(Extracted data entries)
§ §

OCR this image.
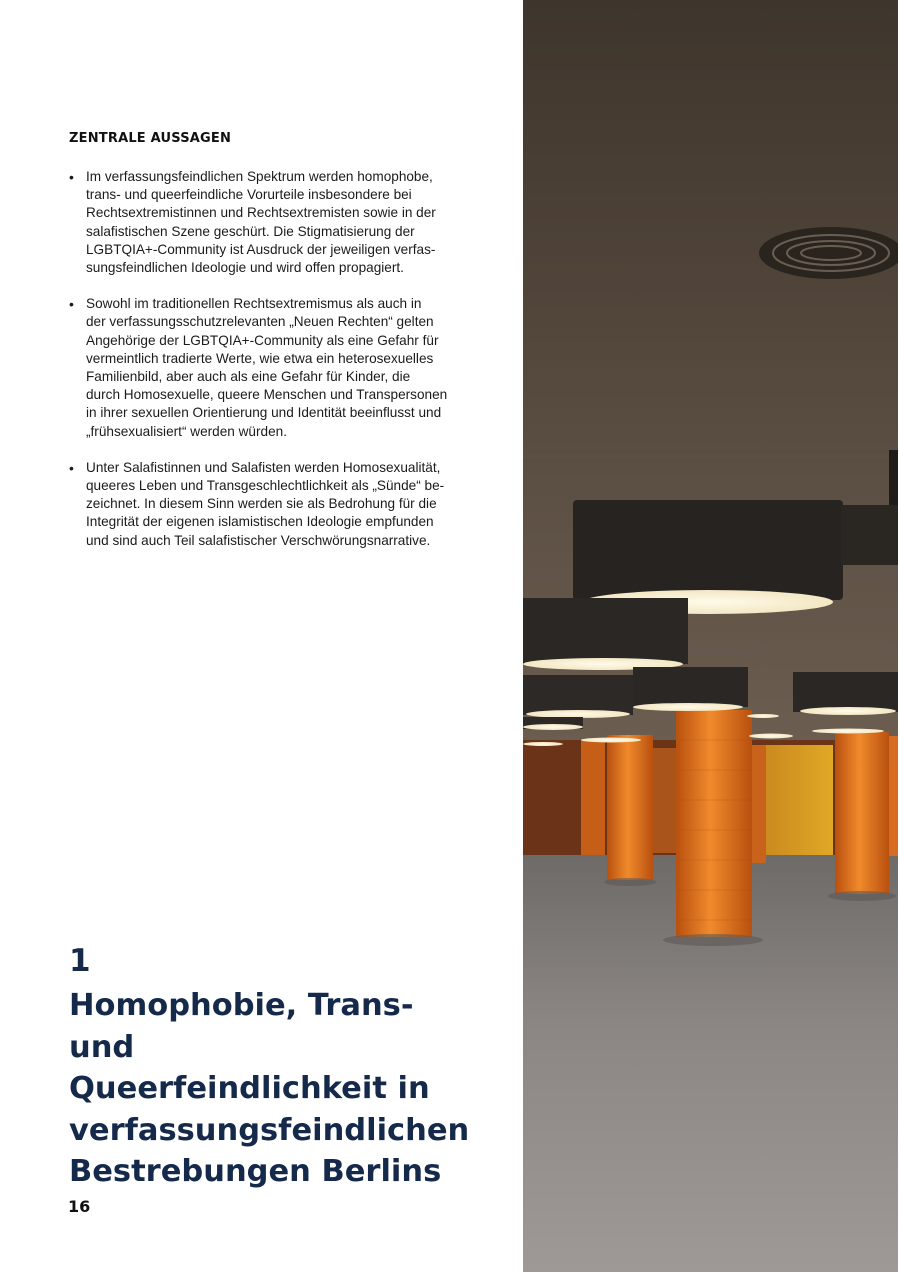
ZENTRALE AUSSAGEN
• Im verfassungsfeindlichen Spektrum werden homophobe,
trans- und queerfeindliche Vorurteile insbesondere bei
Rechtsextremistinnen und Rechtsextremisten sowie in der
salafistischen Szene geschürt. Die Stigmatisierung der
LGBTQIA+-Community ist Ausdruck der jeweiligen verfas-
sungsfeindlichen Ideologie und wird offen propagiert.
• Sowohl im traditionellen Rechtsextremismus als auch in
der verfassungsschutzrelevanten „Neuen Rechten“ gelten
Angehörige der LGBTQIA+-Community als eine Gefahr für
vermeintlich tradierte Werte, wie etwa ein heterosexuelles
Familienbild, aber auch als eine Gefahr für Kinder, die
durch Homosexuelle, queere Menschen und Transpersonen
in ihrer sexuellen Orientierung und Identität beeinflusst und
„frühsexualisiert“ werden würden.
• Unter Salafistinnen und Salafisten werden Homosexualität,
queeres Leben und Transgeschlechtlichkeit als „Sünde“ be-
zeichnet. In diesem Sinn werden sie als Bedrohung für die
Integrität der eigenen islamistischen Ideologie empfunden
und sind auch Teil salafistischer Verschwörungsnarrative.
1
Homophobie, Trans- und
Queerfeindlichkeit in
verfassungsfeindlichen
Bestrebungen Berlins
16
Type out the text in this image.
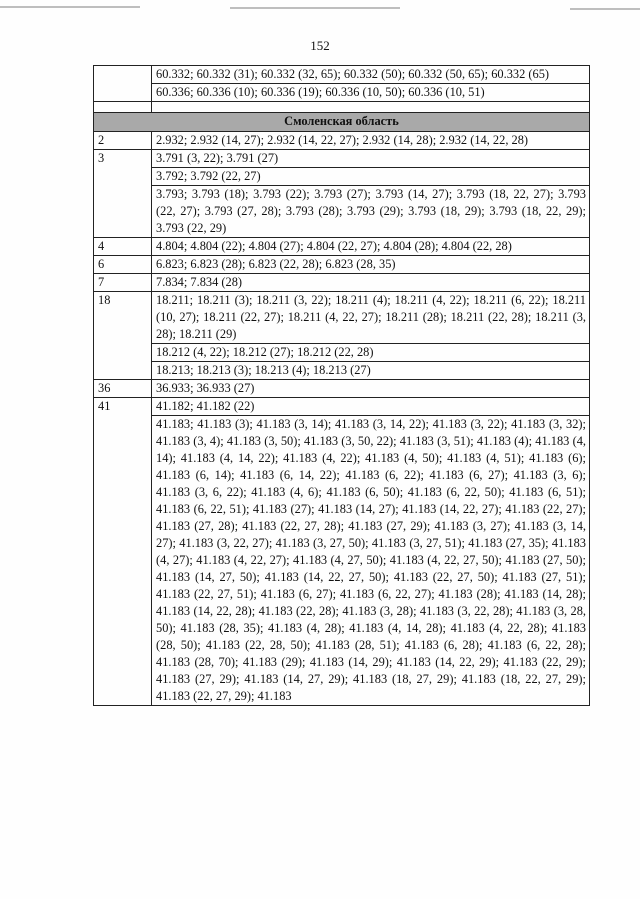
152
	60.332; 60.332 (31); 60.332 (32, 65); 60.332 (50); 60.332 (50, 65); 60.332 (65)
	60.336; 60.336 (10); 60.336 (19); 60.336 (10, 50); 60.336 (10, 51)

Смоленская область	
2	2.932; 2.932 (14, 27); 2.932 (14, 22, 27); 2.932 (14, 28); 2.932 (14, 22, 28)
3	3.791 (3, 22); 3.791 (27)
	3.792; 3.792 (22, 27)
	3.793; 3.793 (18); 3.793 (22); 3.793 (27); 3.793 (14, 27); 3.793 (18, 22, 27); 3.793 (22, 27); 3.793 (27, 28); 3.793 (28); 3.793 (29); 3.793 (18, 29); 3.793 (18, 22, 29); 3.793 (22, 29)
4	4.804; 4.804 (22); 4.804 (27); 4.804 (22, 27); 4.804 (28); 4.804 (22, 28)
6	6.823; 6.823 (28); 6.823 (22, 28); 6.823 (28, 35)
7	7.834; 7.834 (28)
18	18.211; 18.211 (3); 18.211 (3, 22); 18.211 (4); 18.211 (4, 22); 18.211 (6, 22); 18.211 (10, 27); 18.211 (22, 27); 18.211 (4, 22, 27); 18.211 (28); 18.211 (22, 28); 18.211 (3, 28); 18.211 (29)
	18.212 (4, 22); 18.212 (27); 18.212 (22, 28)
	18.213; 18.213 (3); 18.213 (4); 18.213 (27)
36	36.933; 36.933 (27)
41	41.182; 41.182 (22)
	41.183; 41.183 (3); 41.183 (3, 14); 41.183 (3, 14, 22); 41.183 (3, 22); 41.183 (3, 32); 41.183 (3, 4); 41.183 (3, 50); 41.183 (3, 50, 22); 41.183 (3, 51); 41.183 (4); 41.183 (4, 14); 41.183 (4, 14, 22); 41.183 (4, 22); 41.183 (4, 50); 41.183 (4, 51); 41.183 (6); 41.183 (6, 14); 41.183 (6, 14, 22); 41.183 (6, 22); 41.183 (6, 27); 41.183 (3, 6); 41.183 (3, 6, 22); 41.183 (4, 6); 41.183 (6, 50); 41.183 (6, 22, 50); 41.183 (6, 51); 41.183 (6, 22, 51); 41.183 (27); 41.183 (14, 27); 41.183 (14, 22, 27); 41.183 (22, 27); 41.183 (27, 28); 41.183 (22, 27, 28); 41.183 (27, 29); 41.183 (3, 27); 41.183 (3, 14, 27); 41.183 (3, 22, 27); 41.183 (3, 27, 50); 41.183 (3, 27, 51); 41.183 (27, 35); 41.183 (4, 27); 41.183 (4, 22, 27); 41.183 (4, 27, 50); 41.183 (4, 22, 27, 50); 41.183 (27, 50); 41.183 (14, 27, 50); 41.183 (14, 22, 27, 50); 41.183 (22, 27, 50); 41.183 (27, 51); 41.183 (22, 27, 51); 41.183 (6, 27); 41.183 (6, 22, 27); 41.183 (28); 41.183 (14, 28); 41.183 (14, 22, 28); 41.183 (22, 28); 41.183 (3, 28); 41.183 (3, 22, 28); 41.183 (3, 28, 50); 41.183 (28, 35); 41.183 (4, 28); 41.183 (4, 14, 28); 41.183 (4, 22, 28); 41.183 (28, 50); 41.183 (22, 28, 50); 41.183 (28, 51); 41.183 (6, 28); 41.183 (6, 22, 28); 41.183 (28, 70); 41.183 (29); 41.183 (14, 29); 41.183 (14, 22, 29); 41.183 (22, 29); 41.183 (27, 29); 41.183 (14, 27, 29); 41.183 (18, 27, 29); 41.183 (18, 22, 27, 29); 41.183 (22, 27, 29); 41.183
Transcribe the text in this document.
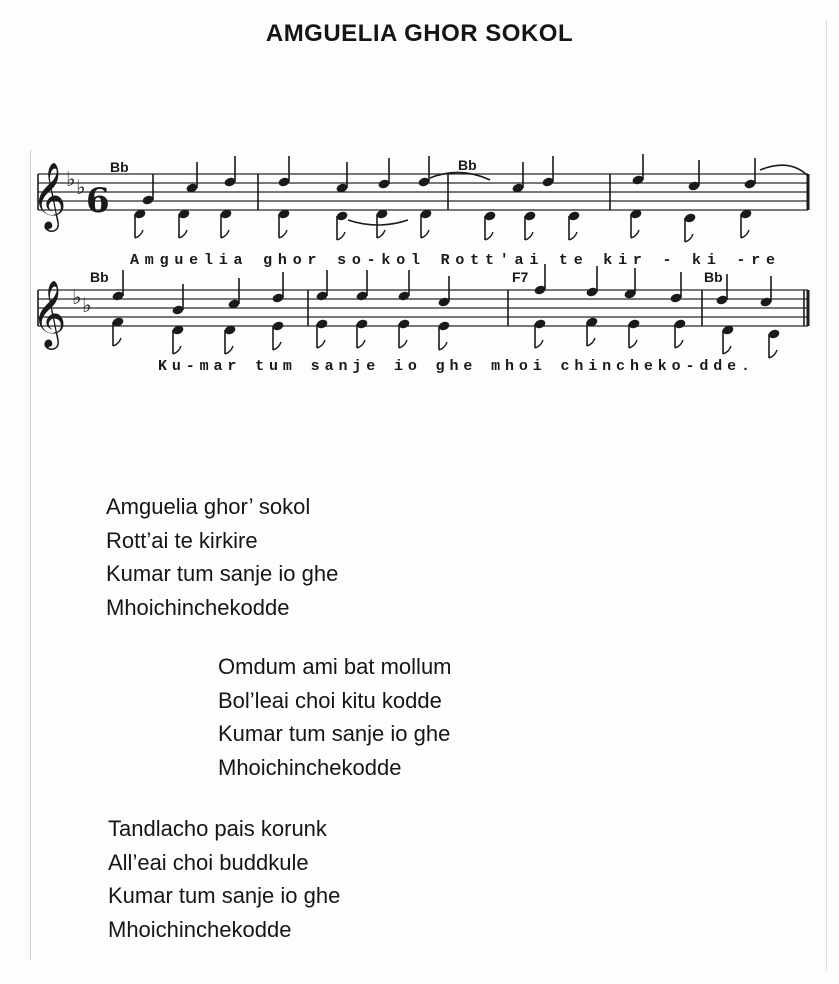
AMGUELIA GHOR SOKOL
𝄞 ♭ ♭ 6
𝄞 ♭ ♭
Bb	Bb
Bb	F7	Bb
Amguelia ghor so-kol Rott'ai te kir - ki -re
Ku-mar tum sanje io ghe mhoi chincheko-dde.
Amguelia ghor’ sokol
Rott’ai te kirkire
Kumar tum sanje io ghe
Mhoichinchekodde
Omdum ami bat mollum
Bol’leai choi kitu kodde
Kumar tum sanje io ghe
Mhoichinchekodde
Tandlacho pais korunk
All’eai choi buddkule
Kumar tum sanje io ghe
Mhoichinchekodde
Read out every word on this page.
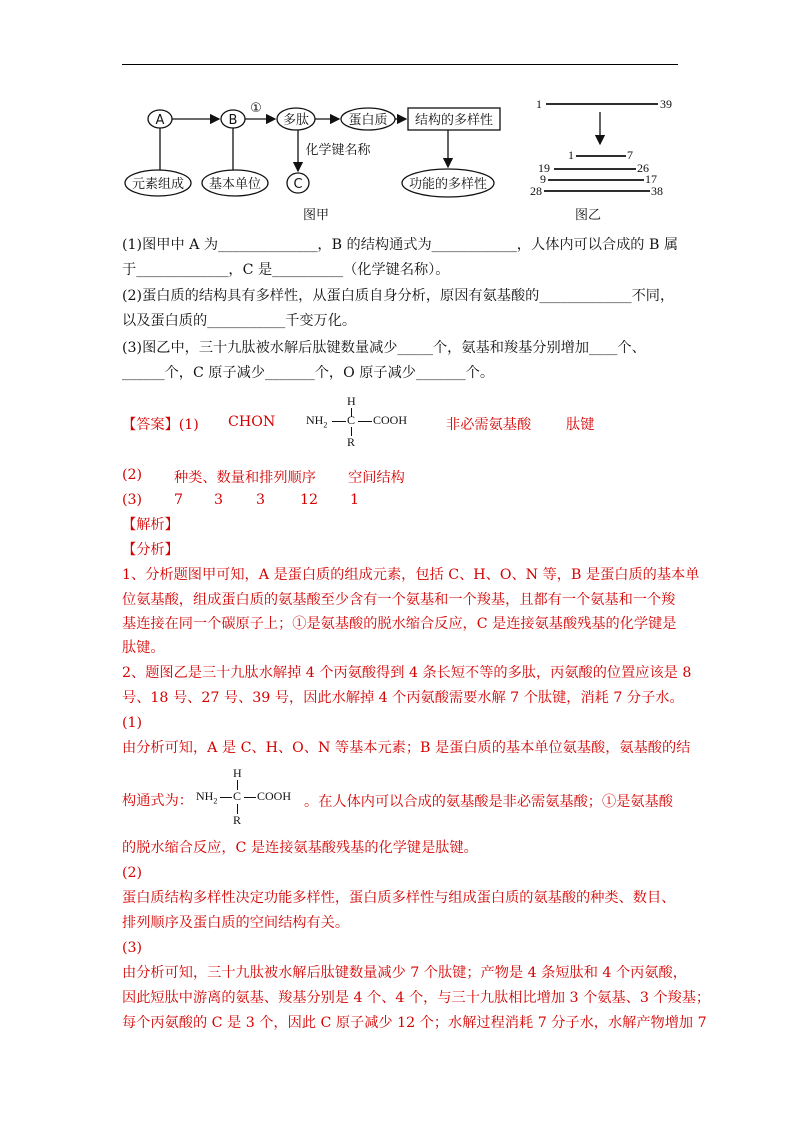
A	B
①
多肽	蛋白质 结构的多样性
元素组成 基本单位
化学键名称
C	功能的多样性
图甲
1	39
1	7
19	26
9	17
28	38
图乙
(1)图甲中 A 为______________，B 的结构通式为____________，人体内可以合成的 B 属
于_____________，C 是__________（化学键名称）。
(2)蛋白质的结构具有多样性，从蛋白质自身分析，原因有氨基酸的_____________不同，
以及蛋白质的___________千变万化。
(3)图乙中，三十九肽被水解后肽键数量减少_____个，氨基和羧基分别增加____个、
______个，C 原子减少_______个，O 原子减少_______个。
【答案】(1) CHON
H
$NH_2$ C COOH
R
非必需氨基酸 肽键
(2) 种类、数量和排列顺序 空间结构
(3) 7 3 3 12 1
【解析】
【分析】
1、分析题图甲可知，A 是蛋白质的组成元素，包括 C、H、O、N 等，B 是蛋白质的基本单
位氨基酸，组成蛋白质的氨基酸至少含有一个氨基和一个羧基，且都有一个氨基和一个羧
基连接在同一个碳原子上；①是氨基酸的脱水缩合反应，C 是连接氨基酸残基的化学键是
肽键。
2、题图乙是三十九肽水解掉 4 个丙氨酸得到 4 条长短不等的多肽，丙氨酸的位置应该是 8
号、18 号、27 号、39 号，因此水解掉 4 个丙氨酸需要水解 7 个肽键，消耗 7 分子水。
(1)
由分析可知，A 是 C、H、O、N 等基本元素；B 是蛋白质的基本单位氨基酸，氨基酸的结
构通式为：
H
$NH_2$ C COOH
R
。在人体内可以合成的氨基酸是非必需氨基酸；①是氨基酸
的脱水缩合反应，C 是连接氨基酸残基的化学键是肽键。
(2)
蛋白质结构多样性决定功能多样性，蛋白质多样性与组成蛋白质的氨基酸的种类、数目、
排列顺序及蛋白质的空间结构有关。
(3)
由分析可知，三十九肽被水解后肽键数量减少 7 个肽键；产物是 4 条短肽和 4 个丙氨酸，
因此短肽中游离的氨基、羧基分别是 4 个、4 个，与三十九肽相比增加 3 个氨基、3 个羧基；
每个丙氨酸的 C 是 3 个，因此 C 原子减少 12 个；水解过程消耗 7 分子水，水解产物增加 7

§ §

Give back all entries exactly. No pictures belong in the copy.

OCR this image.
ZENTRALE AUSSAGEN
• Im verfassungsfeindlichen Spektrum werden homophobe,
trans- und queerfeindliche Vorurteile insbesondere bei
Rechtsextremistinnen und Rechtsextremisten sowie in der
salafistischen Szene geschürt. Die Stigmatisierung der
LGBTQIA+-Community ist Ausdruck der jeweiligen verfas-
sungsfeindlichen Ideologie und wird offen propagiert.
• Sowohl im traditionellen Rechtsextremismus als auch in
der verfassungsschutzrelevanten „Neuen Rechten“ gelten
Angehörige der LGBTQIA+-Community als eine Gefahr für
vermeintlich tradierte Werte, wie etwa ein heterosexuelles
Familienbild, aber auch als eine Gefahr für Kinder, die
durch Homosexuelle, queere Menschen und Transpersonen
in ihrer sexuellen Orientierung und Identität beeinflusst und
„frühsexualisiert“ werden würden.
• Unter Salafistinnen und Salafisten werden Homosexualität,
queeres Leben und Transgeschlechtlichkeit als „Sünde“ be-
zeichnet. In diesem Sinn werden sie als Bedrohung für die
Integrität der eigenen islamistischen Ideologie empfunden
und sind auch Teil salafistischer Verschwörungsnarrative.
1
Homophobie, Trans- und
Queerfeindlichkeit in
verfassungsfeindlichen
Bestrebungen Berlins
16
Type out the text in this image.
152
	60.332; 60.332 (31); 60.332 (32, 65); 60.332 (50); 60.332 (50, 65); 60.332 (65)
	60.336; 60.336 (10); 60.336 (19); 60.336 (10, 50); 60.336 (10, 51)

Смоленская область	
2	2.932; 2.932 (14, 27); 2.932 (14, 22, 27); 2.932 (14, 28); 2.932 (14, 22, 28)
3	3.791 (3, 22); 3.791 (27)
	3.792; 3.792 (22, 27)
	3.793; 3.793 (18); 3.793 (22); 3.793 (27); 3.793 (14, 27); 3.793 (18, 22, 27); 3.793 (22, 27); 3.793 (27, 28); 3.793 (28); 3.793 (29); 3.793 (18, 29); 3.793 (18, 22, 29); 3.793 (22, 29)
4	4.804; 4.804 (22); 4.804 (27); 4.804 (22, 27); 4.804 (28); 4.804 (22, 28)
6	6.823; 6.823 (28); 6.823 (22, 28); 6.823 (28, 35)
7	7.834; 7.834 (28)
18	18.211; 18.211 (3); 18.211 (3, 22); 18.211 (4); 18.211 (4, 22); 18.211 (6, 22); 18.211 (10, 27); 18.211 (22, 27); 18.211 (4, 22, 27); 18.211 (28); 18.211 (22, 28); 18.211 (3, 28); 18.211 (29)
	18.212 (4, 22); 18.212 (27); 18.212 (22, 28)
	18.213; 18.213 (3); 18.213 (4); 18.213 (27)
36	36.933; 36.933 (27)
41	41.182; 41.182 (22)
	41.183; 41.183 (3); 41.183 (3, 14); 41.183 (3, 14, 22); 41.183 (3, 22); 41.183 (3, 32); 41.183 (3, 4); 41.183 (3, 50); 41.183 (3, 50, 22); 41.183 (3, 51); 41.183 (4); 41.183 (4, 14); 41.183 (4, 14, 22); 41.183 (4, 22); 41.183 (4, 50); 41.183 (4, 51); 41.183 (6); 41.183 (6, 14); 41.183 (6, 14, 22); 41.183 (6, 22); 41.183 (6, 27); 41.183 (3, 6); 41.183 (3, 6, 22); 41.183 (4, 6); 41.183 (6, 50); 41.183 (6, 22, 50); 41.183 (6, 51); 41.183 (6, 22, 51); 41.183 (27); 41.183 (14, 27); 41.183 (14, 22, 27); 41.183 (22, 27); 41.183 (27, 28); 41.183 (22, 27, 28); 41.183 (27, 29); 41.183 (3, 27); 41.183 (3, 14, 27); 41.183 (3, 22, 27); 41.183 (3, 27, 50); 41.183 (3, 27, 51); 41.183 (27, 35); 41.183 (4, 27); 41.183 (4, 22, 27); 41.183 (4, 27, 50); 41.183 (4, 22, 27, 50); 41.183 (27, 50); 41.183 (14, 27, 50); 41.183 (14, 22, 27, 50); 41.183 (22, 27, 50); 41.183 (27, 51); 41.183 (22, 27, 51); 41.183 (6, 27); 41.183 (6, 22, 27); 41.183 (28); 41.183 (14, 28); 41.183 (14, 22, 28); 41.183 (22, 28); 41.183 (3, 28); 41.183 (3, 22, 28); 41.183 (3, 28, 50); 41.183 (28, 35); 41.183 (4, 28); 41.183 (4, 14, 28); 41.183 (4, 22, 28); 41.183 (28, 50); 41.183 (22, 28, 50); 41.183 (28, 51); 41.183 (6, 28); 41.183 (6, 22, 28); 41.183 (28, 70); 41.183 (29); 41.183 (14, 29); 41.183 (14, 22, 29); 41.183 (22, 29); 41.183 (27, 29); 41.183 (14, 27, 29); 41.183 (18, 27, 29); 41.183 (18, 22, 27, 29); 41.183 (22, 27, 29); 41.183
Transcribe the text in this document.
AMGUELIA GHOR SOKOL
𝄞 ♭ ♭ 6
𝄞 ♭ ♭
Bb	Bb
Bb	F7	Bb
Amguelia ghor so-kol Rott'ai te kir - ki -re
Ku-mar tum sanje io ghe mhoi chincheko-dde.
Amguelia ghor’ sokol
Rott’ai te kirkire
Kumar tum sanje io ghe
Mhoichinchekodde
Omdum ami bat mollum
Bol’leai choi kitu kodde
Kumar tum sanje io ghe
Mhoichinchekodde
Tandlacho pais korunk
All’eai choi buddkule
Kumar tum sanje io ghe
Mhoichinchekodde
Read out every word on this page.
A	B
①
多肽	蛋白质 结构的多样性
元素组成 基本单位
化学键名称
C	功能的多样性
图甲
1	39
1	7
19	26
9	17
28	38
图乙
(1)图甲中 A 为______________，B 的结构通式为____________，人体内可以合成的 B 属
于_____________，C 是__________（化学键名称）。
(2)蛋白质的结构具有多样性，从蛋白质自身分析，原因有氨基酸的_____________不同，
以及蛋白质的___________千变万化。
(3)图乙中，三十九肽被水解后肽键数量减少_____个，氨基和羧基分别增加____个、
______个，C 原子减少_______个，O 原子减少_______个。
【答案】(1) CHON
H
$NH_2$ C COOH
R
非必需氨基酸 肽键
(2) 种类、数量和排列顺序 空间结构
(3) 7 3 3 12 1
【解析】
【分析】
1、分析题图甲可知，A 是蛋白质的组成元素，包括 C、H、O、N 等，B 是蛋白质的基本单
位氨基酸，组成蛋白质的氨基酸至少含有一个氨基和一个羧基，且都有一个氨基和一个羧
基连接在同一个碳原子上；①是氨基酸的脱水缩合反应，C 是连接氨基酸残基的化学键是
肽键。
2、题图乙是三十九肽水解掉 4 个丙氨酸得到 4 条长短不等的多肽，丙氨酸的位置应该是 8
号、18 号、27 号、39 号，因此水解掉 4 个丙氨酸需要水解 7 个肽键，消耗 7 分子水。
(1)
由分析可知，A 是 C、H、O、N 等基本元素；B 是蛋白质的基本单位氨基酸，氨基酸的结
构通式为：
H
$NH_2$ C COOH
R
。在人体内可以合成的氨基酸是非必需氨基酸；①是氨基酸
的脱水缩合反应，C 是连接氨基酸残基的化学键是肽键。
(2)
蛋白质结构多样性决定功能多样性，蛋白质多样性与组成蛋白质的氨基酸的种类、数目、
排列顺序及蛋白质的空间结构有关。
(3)
由分析可知，三十九肽被水解后肽键数量减少 7 个肽键；产物是 4 条短肽和 4 个丙氨酸，
因此短肽中游离的氨基、羧基分别是 4 个、4 个，与三十九肽相比增加 3 个氨基、3 个羧基；
每个丙氨酸的 C 是 3 个，因此 C 原子减少 12 个；水解过程消耗 7 分子水，水解产物增加 7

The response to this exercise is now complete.